### DATA SUPPLIED

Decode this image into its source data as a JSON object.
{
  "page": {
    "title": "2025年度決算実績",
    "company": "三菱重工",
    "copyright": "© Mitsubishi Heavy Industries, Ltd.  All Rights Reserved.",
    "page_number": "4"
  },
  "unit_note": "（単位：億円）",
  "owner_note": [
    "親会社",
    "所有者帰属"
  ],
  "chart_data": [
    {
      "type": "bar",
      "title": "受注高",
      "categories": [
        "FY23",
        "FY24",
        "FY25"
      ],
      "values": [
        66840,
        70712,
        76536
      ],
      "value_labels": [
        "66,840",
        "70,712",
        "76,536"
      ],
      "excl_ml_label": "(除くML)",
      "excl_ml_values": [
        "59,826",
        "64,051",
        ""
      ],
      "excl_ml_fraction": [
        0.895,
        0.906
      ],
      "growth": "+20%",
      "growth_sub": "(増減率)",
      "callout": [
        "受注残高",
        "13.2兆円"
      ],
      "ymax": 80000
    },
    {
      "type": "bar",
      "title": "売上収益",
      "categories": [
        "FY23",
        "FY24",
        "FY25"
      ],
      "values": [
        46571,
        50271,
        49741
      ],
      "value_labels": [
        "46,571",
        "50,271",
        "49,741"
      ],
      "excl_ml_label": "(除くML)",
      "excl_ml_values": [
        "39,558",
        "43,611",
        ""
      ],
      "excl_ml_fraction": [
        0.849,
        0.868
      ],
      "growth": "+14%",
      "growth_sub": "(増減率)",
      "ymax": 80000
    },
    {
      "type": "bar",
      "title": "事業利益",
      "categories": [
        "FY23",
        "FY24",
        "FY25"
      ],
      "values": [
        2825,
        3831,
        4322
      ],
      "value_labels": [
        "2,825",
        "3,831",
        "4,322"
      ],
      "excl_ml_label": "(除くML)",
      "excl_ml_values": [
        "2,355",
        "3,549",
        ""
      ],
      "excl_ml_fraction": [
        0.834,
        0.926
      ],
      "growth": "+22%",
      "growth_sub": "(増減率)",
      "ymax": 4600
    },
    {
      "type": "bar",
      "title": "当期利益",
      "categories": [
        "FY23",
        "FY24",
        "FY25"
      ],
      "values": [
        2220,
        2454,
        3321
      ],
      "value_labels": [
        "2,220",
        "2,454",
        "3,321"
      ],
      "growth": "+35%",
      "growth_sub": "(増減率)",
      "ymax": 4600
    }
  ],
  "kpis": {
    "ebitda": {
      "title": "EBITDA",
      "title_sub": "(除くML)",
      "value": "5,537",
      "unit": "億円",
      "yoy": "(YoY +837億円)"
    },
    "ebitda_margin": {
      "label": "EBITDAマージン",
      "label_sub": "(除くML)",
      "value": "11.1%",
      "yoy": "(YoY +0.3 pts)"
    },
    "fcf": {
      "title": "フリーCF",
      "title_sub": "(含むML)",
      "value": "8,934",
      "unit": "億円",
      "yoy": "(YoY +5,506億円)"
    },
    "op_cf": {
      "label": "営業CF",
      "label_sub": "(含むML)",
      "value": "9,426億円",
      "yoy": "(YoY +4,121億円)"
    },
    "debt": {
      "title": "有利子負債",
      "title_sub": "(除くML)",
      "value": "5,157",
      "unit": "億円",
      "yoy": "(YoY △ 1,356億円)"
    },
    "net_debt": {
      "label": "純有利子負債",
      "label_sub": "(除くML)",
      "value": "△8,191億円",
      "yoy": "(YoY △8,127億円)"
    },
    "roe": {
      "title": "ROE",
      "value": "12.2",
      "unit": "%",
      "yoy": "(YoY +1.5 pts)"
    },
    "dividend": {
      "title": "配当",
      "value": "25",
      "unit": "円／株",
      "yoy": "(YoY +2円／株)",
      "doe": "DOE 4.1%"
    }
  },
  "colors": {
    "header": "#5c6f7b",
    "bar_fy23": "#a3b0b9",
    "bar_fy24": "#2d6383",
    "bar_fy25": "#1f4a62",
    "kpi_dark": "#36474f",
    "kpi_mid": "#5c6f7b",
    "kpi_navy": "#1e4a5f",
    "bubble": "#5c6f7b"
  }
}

### TASK DETAILS
Output the listing above word for word.

### FULL RESPONSE
Decode this image into its source data as a JSON object.
{
  "page": {
    "title": "2025年度決算実績",
    "company": "三菱重工",
    "copyright": "© Mitsubishi Heavy Industries, Ltd.  All Rights Reserved.",
    "page_number": "4"
  },
  "unit_note": "（単位：億円）",
  "owner_note": [
    "親会社",
    "所有者帰属"
  ],
  "chart_data": [
    {
      "type": "bar",
      "title": "受注高",
      "categories": [
        "FY23",
        "FY24",
        "FY25"
      ],
      "values": [
        66840,
        70712,
        76536
      ],
      "value_labels": [
        "66,840",
        "70,712",
        "76,536"
      ],
      "excl_ml_label": "(除くML)",
      "excl_ml_values": [
        "59,826",
        "64,051",
        ""
      ],
      "excl_ml_fraction": [
        0.895,
        0.906
      ],
      "growth": "+20%",
      "growth_sub": "(増減率)",
      "callout": [
        "受注残高",
        "13.2兆円"
      ],
      "ymax": 80000
    },
    {
      "type": "bar",
      "title": "売上収益",
      "categories": [
        "FY23",
        "FY24",
        "FY25"
      ],
      "values": [
        46571,
        50271,
        49741
      ],
      "value_labels": [
        "46,571",
        "50,271",
        "49,741"
      ],
      "excl_ml_label": "(除くML)",
      "excl_ml_values": [
        "39,558",
        "43,611",
        ""
      ],
      "excl_ml_fraction": [
        0.849,
        0.868
      ],
      "growth": "+14%",
      "growth_sub": "(増減率)",
      "ymax": 80000
    },
    {
      "type": "bar",
      "title": "事業利益",
      "categories": [
        "FY23",
        "FY24",
        "FY25"
      ],
      "values": [
        2825,
        3831,
        4322
      ],
      "value_labels": [
        "2,825",
        "3,831",
        "4,322"
      ],
      "excl_ml_label": "(除くML)",
      "excl_ml_values": [
        "2,355",
        "3,549",
        ""
      ],
      "excl_ml_fraction": [
        0.834,
        0.926
      ],
      "growth": "+22%",
      "growth_sub": "(増減率)",
      "ymax": 4600
    },
    {
      "type": "bar",
      "title": "当期利益",
      "categories": [
        "FY23",
        "FY24",
        "FY25"
      ],
      "values": [
        2220,
        2454,
        3321
      ],
      "value_labels": [
        "2,220",
        "2,454",
        "3,321"
      ],
      "growth": "+35%",
      "growth_sub": "(増減率)",
      "ymax": 4600
    }
  ],
  "kpis": {
    "ebitda": {
      "title": "EBITDA",
      "title_sub": "(除くML)",
      "value": "5,537",
      "unit": "億円",
      "yoy": "(YoY +837億円)"
    },
    "ebitda_margin": {
      "label": "EBITDAマージン",
      "label_sub": "(除くML)",
      "value": "11.1%",
      "yoy": "(YoY +0.3 pts)"
    },
    "fcf": {
      "title": "フリーCF",
      "title_sub": "(含むML)",
      "value": "8,934",
      "unit": "億円",
      "yoy": "(YoY +5,506億円)"
    },
    "op_cf": {
      "label": "営業CF",
      "label_sub": "(含むML)",
      "value": "9,426億円",
      "yoy": "(YoY +4,121億円)"
    },
    "debt": {
      "title": "有利子負債",
      "title_sub": "(除くML)",
      "value": "5,157",
      "unit": "億円",
      "yoy": "(YoY △ 1,356億円)"
    },
    "net_debt": {
      "label": "純有利子負債",
      "label_sub": "(除くML)",
      "value": "△8,191億円",
      "yoy": "(YoY △8,127億円)"
    },
    "roe": {
      "title": "ROE",
      "value": "12.2",
      "unit": "%",
      "yoy": "(YoY +1.5 pts)"
    },
    "dividend": {
      "title": "配当",
      "value": "25",
      "unit": "円／株",
      "yoy": "(YoY +2円／株)",
      "doe": "DOE 4.1%"
    }
  },
  "colors": {
    "header": "#5c6f7b",
    "bar_fy23": "#a3b0b9",
    "bar_fy24": "#2d6383",
    "bar_fy25": "#1f4a62",
    "kpi_dark": "#36474f",
    "kpi_mid": "#5c6f7b",
    "kpi_navy": "#1e4a5f",
    "bubble": "#5c6f7b"
  }
}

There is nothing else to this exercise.